---- SELECTED TEXT
We had a hard time with the same error messages on our side. Turned out it was a starvation of the pgx pool connections (because of crappy worker on our side), leaving river unable to send any query:
time=2025-02-05T14:12:05.277Z level=ERROR msg="Elector: Error attempting reelection" client_id=c2b93b2b3676_2025_02_05T14_07_32_004429 err="error beginning transaction: context deadline exceeded" sleep_duration=905.18934ms
Hope this helps
I get these errors as well. Often in a pre-prod environment where there's next to no activity. I think I have river configured to do some periodic jobs once per day and that's it. Very minimal workload.
Seeing a similar issue with
time=2025-02-18T14:31:58.960Z level=ERROR msg="Elector: Error attempting to elect" client_id=f58e825e1032_2025_02_16T07_47_20 err="error beginning transaction: context deadline exceeded" num_errors=230 sleep_duration=8m45.679068094s
Using supabase ipv4 direct connection (no session pooling)
We had a hard time with the same error messages on our side. Turned out it was a starvation of the pgx pool connections (because of crappy worker on our side), leaving river unable to send any query:
Ditto. I had a similar problem.
The crappy worker in my case was something that used the same pgxpool as river, called .Begin() and never .Commit() or .Rollback() on the pgx.Tx.
I'm surprised no linter caught that on my side! But sharing here incase anyone else has a problem -- great first place to check is if you're leaking connections ๐
Actually -- that didn't fully resolve my issue. It made it self-recoverable, but did not fix my issue.
We rely on transactional queueing (and transactional completion!) because we want workers to submit work for other workers (fan out).
We also have an insert middleware that checks the number of jobs that have come in recently to perform a circuit breaker if there's too many.
This means every worker, for every Work() function will use 3 pg connections (one from river I believe, which should have a transaction around the Work() function I think?, one from the Worker itself calling pool.Begin() so it can give a transaction to the InsertTx function, and lastly one in the Insert middleware that calls .Begin() to then call .ListTx() and potentially call .QueuePauseTx)
--------
---- PROVIDED RECORDS
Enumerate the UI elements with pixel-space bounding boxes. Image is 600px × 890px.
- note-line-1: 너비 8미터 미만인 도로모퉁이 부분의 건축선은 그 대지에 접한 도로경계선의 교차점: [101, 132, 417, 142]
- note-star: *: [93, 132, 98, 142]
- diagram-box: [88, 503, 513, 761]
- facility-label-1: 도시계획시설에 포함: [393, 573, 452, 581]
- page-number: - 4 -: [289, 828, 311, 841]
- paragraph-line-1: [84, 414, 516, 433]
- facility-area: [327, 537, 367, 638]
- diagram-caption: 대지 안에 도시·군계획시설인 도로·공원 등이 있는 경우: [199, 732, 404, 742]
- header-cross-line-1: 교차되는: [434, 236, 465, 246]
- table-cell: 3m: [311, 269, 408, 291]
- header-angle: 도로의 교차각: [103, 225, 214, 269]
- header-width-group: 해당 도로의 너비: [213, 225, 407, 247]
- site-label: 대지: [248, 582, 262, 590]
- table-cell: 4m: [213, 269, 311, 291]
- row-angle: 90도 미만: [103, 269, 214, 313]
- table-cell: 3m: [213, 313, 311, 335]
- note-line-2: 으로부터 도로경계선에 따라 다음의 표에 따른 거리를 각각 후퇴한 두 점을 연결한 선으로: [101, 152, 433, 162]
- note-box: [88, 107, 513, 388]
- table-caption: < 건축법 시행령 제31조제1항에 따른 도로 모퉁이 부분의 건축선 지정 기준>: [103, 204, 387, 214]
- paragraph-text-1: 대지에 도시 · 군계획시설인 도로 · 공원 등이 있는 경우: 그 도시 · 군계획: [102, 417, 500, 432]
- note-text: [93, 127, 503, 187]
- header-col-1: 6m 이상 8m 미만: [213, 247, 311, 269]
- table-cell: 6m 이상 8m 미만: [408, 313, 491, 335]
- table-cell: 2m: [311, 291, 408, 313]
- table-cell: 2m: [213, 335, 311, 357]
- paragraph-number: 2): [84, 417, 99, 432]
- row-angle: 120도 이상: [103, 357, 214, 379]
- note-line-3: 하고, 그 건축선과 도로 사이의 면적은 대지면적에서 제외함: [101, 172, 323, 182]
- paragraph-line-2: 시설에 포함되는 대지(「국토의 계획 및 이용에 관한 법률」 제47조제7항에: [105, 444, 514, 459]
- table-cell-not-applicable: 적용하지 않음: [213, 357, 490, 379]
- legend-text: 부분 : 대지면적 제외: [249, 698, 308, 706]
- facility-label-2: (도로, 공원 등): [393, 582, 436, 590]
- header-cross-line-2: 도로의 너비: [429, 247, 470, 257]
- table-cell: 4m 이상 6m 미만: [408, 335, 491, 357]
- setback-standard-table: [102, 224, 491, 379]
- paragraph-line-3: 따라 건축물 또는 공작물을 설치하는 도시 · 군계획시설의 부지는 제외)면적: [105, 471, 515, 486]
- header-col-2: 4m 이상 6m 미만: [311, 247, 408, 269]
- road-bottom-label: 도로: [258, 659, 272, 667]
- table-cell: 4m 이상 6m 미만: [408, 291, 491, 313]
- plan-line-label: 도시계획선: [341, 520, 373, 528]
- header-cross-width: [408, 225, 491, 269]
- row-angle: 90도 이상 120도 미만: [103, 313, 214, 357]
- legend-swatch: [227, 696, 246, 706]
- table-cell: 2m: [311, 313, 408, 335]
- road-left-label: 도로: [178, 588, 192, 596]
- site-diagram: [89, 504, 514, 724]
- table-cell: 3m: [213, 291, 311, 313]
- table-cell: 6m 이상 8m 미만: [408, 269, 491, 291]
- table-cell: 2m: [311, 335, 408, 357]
--------
**PROBLEMS AND TASKS**
**a.** Please reproduce everything in the forum thread from "I'm surprised no" down to "there's too many.", word for word.
**b.** List every distinct key that appears in the key=value pairs of the logged error lines in the forum thread.

**RESULTS OF THE EXERCISE**
**a.**
I'm surprised no linter caught that on my side! But sharing here incase anyone else has a problem -- great first place to check is if you're leaking connections ๐
Actually -- that didn't fully resolve my issue. It made it self-recoverable, but did not fix my issue.
We rely on transactional queueing (and transactional completion!) because we want workers to submit work for other workers (fan out).
We also have an insert middleware that checks the number of jobs that have come in recently to perform a circuit breaker if there's too many.

**b.** time, level, msg, client_id, err, sleep_duration, num_errors